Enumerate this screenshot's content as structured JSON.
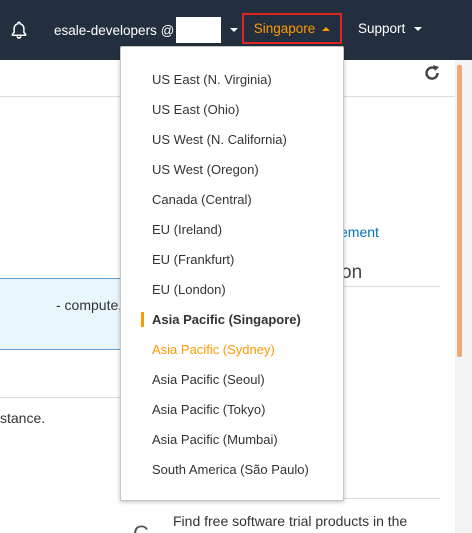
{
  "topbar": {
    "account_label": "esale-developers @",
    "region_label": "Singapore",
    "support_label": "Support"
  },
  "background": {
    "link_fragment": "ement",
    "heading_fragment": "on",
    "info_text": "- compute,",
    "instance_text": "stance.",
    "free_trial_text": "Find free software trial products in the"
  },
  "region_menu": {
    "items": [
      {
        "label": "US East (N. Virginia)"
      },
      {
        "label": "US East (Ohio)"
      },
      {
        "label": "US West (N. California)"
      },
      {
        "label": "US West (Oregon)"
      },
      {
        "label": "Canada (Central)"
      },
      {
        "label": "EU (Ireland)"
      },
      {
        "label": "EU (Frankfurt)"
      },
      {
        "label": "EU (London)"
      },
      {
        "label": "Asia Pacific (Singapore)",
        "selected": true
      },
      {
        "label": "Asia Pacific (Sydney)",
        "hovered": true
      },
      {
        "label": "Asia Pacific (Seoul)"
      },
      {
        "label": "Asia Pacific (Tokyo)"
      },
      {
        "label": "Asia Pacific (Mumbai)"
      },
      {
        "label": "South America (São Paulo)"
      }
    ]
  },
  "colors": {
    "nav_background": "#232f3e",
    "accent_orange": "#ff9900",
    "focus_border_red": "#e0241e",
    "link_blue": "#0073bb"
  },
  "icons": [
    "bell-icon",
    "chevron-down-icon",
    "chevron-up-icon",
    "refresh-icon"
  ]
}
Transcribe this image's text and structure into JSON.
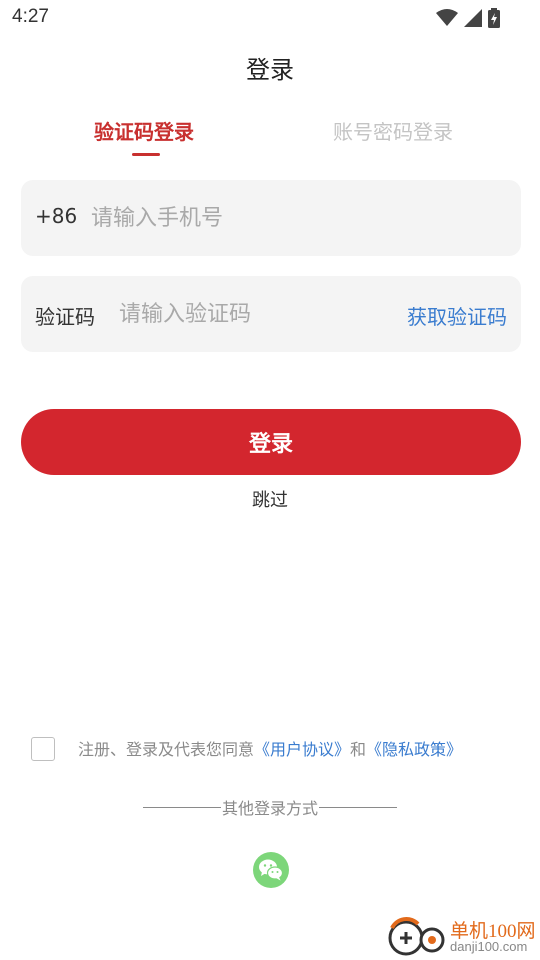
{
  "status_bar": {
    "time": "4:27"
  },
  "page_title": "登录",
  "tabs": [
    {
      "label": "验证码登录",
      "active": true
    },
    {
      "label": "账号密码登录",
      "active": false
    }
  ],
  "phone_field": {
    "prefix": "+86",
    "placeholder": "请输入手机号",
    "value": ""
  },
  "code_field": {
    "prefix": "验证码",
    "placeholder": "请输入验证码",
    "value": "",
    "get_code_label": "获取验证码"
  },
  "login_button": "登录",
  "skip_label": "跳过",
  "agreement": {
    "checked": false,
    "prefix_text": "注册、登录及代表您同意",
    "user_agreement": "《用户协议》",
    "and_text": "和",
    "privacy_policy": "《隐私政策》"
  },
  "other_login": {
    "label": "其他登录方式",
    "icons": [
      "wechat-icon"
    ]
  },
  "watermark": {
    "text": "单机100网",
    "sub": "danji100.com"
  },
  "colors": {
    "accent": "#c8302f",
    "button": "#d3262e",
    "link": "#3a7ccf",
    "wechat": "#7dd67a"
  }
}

============================================================

What this task involves =
Give the count of lines holding the word "Pacific", with no other words.

Correct response =
5